- SET EXERCISE
Copy out each line in the material below that has the word "last".

- A run of records
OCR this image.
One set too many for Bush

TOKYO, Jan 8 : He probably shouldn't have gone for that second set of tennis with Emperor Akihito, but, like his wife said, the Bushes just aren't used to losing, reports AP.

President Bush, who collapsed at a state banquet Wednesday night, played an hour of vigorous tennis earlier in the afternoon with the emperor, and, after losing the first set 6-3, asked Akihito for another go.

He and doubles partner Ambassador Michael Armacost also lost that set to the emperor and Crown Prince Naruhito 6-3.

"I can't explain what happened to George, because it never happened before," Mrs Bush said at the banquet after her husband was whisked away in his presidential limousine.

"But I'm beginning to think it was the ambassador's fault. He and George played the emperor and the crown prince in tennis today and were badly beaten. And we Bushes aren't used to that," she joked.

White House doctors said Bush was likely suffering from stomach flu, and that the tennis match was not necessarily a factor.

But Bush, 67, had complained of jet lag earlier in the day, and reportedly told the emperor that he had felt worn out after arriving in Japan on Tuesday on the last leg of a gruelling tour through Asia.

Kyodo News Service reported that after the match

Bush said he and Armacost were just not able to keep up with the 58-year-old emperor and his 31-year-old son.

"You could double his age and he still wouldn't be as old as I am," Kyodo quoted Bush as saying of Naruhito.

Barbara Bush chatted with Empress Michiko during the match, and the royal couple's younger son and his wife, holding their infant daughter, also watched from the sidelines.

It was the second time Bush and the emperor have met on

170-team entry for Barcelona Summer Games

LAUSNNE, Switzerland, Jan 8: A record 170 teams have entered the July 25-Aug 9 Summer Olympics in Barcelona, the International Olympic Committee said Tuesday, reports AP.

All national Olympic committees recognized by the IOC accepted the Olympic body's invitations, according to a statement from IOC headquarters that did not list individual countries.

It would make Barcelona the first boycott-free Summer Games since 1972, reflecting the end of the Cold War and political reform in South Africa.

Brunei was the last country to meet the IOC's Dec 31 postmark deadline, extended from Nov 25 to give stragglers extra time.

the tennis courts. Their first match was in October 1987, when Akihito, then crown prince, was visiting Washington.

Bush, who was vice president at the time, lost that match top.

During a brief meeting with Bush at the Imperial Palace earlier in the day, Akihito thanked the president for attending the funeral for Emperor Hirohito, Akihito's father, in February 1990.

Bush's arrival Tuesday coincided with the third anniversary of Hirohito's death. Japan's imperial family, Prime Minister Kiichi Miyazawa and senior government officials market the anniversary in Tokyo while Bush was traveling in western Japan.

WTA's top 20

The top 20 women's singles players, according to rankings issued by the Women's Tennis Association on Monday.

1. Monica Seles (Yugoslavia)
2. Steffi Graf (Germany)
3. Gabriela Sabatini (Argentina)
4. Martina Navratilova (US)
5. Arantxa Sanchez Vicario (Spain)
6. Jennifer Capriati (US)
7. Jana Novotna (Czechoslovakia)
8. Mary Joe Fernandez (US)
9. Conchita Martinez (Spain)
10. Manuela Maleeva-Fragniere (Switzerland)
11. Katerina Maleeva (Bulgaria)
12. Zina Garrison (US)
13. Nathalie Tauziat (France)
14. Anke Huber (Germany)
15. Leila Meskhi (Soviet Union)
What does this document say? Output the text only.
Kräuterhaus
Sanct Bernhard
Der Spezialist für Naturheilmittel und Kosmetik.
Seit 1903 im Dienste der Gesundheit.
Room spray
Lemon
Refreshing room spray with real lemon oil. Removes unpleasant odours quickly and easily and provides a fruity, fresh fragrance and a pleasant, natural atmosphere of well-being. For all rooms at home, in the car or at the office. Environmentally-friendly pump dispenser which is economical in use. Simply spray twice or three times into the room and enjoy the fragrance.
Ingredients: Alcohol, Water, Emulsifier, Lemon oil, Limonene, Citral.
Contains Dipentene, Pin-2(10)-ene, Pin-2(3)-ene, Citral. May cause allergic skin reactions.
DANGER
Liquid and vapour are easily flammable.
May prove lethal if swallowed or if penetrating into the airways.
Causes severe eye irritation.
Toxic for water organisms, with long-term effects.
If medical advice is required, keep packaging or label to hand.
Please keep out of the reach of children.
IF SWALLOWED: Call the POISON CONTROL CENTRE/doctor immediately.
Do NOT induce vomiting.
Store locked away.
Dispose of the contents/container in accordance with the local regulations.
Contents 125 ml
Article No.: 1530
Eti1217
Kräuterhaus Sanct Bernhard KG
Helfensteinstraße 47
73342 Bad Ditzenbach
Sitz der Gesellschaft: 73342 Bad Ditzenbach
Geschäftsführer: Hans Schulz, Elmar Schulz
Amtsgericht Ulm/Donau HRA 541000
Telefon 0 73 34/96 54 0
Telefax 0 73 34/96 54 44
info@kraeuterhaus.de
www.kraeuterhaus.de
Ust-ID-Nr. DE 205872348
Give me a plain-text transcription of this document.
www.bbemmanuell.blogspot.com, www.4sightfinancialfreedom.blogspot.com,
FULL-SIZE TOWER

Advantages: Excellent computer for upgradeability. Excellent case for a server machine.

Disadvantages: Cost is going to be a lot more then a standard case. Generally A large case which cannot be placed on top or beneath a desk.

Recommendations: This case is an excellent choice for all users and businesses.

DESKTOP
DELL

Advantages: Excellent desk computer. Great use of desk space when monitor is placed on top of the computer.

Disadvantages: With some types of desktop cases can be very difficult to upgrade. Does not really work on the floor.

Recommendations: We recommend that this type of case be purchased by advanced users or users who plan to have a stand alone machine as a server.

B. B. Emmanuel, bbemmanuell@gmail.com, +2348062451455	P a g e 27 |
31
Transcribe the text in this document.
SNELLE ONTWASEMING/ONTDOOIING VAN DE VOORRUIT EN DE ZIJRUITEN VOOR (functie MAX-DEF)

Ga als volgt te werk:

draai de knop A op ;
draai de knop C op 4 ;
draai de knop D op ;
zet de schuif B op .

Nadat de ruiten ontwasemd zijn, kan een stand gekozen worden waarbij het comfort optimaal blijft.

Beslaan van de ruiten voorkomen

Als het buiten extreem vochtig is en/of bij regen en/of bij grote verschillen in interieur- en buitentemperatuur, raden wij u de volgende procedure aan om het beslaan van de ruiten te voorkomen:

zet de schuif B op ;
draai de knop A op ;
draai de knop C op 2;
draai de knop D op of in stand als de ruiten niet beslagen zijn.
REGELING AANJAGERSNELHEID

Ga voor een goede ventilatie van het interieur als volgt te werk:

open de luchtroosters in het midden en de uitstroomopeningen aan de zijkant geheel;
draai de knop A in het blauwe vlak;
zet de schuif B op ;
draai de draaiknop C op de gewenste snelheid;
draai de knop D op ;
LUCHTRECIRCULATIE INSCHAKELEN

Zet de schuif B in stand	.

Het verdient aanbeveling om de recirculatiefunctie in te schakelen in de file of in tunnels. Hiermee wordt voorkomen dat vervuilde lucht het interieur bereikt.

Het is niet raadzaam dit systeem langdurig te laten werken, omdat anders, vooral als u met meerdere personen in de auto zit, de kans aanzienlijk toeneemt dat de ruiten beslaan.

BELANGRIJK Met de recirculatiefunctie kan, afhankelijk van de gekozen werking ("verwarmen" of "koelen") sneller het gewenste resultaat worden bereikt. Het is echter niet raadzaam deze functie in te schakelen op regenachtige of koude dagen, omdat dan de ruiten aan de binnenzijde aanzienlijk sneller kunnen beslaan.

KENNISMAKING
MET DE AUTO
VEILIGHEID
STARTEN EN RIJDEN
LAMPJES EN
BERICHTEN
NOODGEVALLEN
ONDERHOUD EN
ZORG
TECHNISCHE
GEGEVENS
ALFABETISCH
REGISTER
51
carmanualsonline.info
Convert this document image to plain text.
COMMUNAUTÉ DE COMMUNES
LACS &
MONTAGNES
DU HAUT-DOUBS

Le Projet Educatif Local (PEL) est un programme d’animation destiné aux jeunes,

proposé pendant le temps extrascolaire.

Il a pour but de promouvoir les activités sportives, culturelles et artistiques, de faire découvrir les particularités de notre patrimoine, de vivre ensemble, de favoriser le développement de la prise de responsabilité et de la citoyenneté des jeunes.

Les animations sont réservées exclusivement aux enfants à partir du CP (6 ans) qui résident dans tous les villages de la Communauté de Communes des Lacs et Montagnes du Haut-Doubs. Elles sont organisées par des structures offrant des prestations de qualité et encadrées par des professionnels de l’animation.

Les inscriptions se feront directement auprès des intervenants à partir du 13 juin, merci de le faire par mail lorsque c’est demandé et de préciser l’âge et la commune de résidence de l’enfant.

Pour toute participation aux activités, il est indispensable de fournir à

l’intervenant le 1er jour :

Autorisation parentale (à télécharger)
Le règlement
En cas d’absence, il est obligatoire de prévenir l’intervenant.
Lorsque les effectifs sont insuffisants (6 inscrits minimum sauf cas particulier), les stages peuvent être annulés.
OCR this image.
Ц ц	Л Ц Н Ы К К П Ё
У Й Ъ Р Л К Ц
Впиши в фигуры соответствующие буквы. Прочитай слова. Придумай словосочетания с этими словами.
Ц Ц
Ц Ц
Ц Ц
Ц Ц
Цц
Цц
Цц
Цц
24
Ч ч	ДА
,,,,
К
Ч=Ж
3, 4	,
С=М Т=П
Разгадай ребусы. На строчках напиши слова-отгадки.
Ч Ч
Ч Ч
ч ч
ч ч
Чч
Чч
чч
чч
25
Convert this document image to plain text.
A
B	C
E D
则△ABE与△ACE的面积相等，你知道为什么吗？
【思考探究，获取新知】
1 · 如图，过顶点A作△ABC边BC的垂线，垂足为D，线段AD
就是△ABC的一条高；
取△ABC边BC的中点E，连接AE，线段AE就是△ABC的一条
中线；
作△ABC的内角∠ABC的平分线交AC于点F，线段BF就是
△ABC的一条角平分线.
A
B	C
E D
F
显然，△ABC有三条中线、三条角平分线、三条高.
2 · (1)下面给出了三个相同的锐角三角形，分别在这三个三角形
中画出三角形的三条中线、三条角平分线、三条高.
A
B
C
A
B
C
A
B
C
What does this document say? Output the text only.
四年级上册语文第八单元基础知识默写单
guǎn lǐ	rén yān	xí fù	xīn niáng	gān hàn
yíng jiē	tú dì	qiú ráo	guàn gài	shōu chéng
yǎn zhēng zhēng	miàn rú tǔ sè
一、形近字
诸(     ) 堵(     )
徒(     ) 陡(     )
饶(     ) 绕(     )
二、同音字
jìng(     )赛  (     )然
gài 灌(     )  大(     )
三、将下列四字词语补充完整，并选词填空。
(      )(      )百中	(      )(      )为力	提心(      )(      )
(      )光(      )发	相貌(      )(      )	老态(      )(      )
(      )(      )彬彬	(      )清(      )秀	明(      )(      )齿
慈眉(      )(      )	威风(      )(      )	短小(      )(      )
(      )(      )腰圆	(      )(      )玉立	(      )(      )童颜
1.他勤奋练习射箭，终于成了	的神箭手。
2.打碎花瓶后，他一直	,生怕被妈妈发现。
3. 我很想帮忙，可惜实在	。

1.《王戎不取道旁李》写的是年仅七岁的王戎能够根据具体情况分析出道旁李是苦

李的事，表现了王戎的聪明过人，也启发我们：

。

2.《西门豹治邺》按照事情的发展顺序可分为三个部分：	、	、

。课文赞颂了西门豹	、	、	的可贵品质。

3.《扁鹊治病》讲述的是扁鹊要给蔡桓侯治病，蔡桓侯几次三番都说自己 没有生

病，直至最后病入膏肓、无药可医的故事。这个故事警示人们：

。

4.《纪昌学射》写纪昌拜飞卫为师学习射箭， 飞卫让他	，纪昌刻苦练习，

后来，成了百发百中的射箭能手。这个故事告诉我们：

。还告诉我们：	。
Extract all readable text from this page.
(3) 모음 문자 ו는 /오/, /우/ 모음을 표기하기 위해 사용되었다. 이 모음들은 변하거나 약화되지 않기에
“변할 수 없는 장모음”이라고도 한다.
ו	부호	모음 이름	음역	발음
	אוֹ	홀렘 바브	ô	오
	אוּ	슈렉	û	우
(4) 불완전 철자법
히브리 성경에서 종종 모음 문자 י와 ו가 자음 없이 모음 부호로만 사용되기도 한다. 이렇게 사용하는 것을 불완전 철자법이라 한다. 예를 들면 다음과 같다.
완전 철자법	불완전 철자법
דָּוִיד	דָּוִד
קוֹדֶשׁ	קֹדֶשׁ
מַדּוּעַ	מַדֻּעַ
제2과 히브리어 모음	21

- ANSWER TO THIS EXERCISE
But Bush, 67, had complained of jet lag earlier in the day, and reportedly told the emperor that he had felt worn out after arriving in Japan on Tuesday on the last leg of a gruelling tour through Asia.
Brunei was the last country to meet the IOC's Dec 31 postmark deadline, extended from Nov 25 to give stragglers extra time.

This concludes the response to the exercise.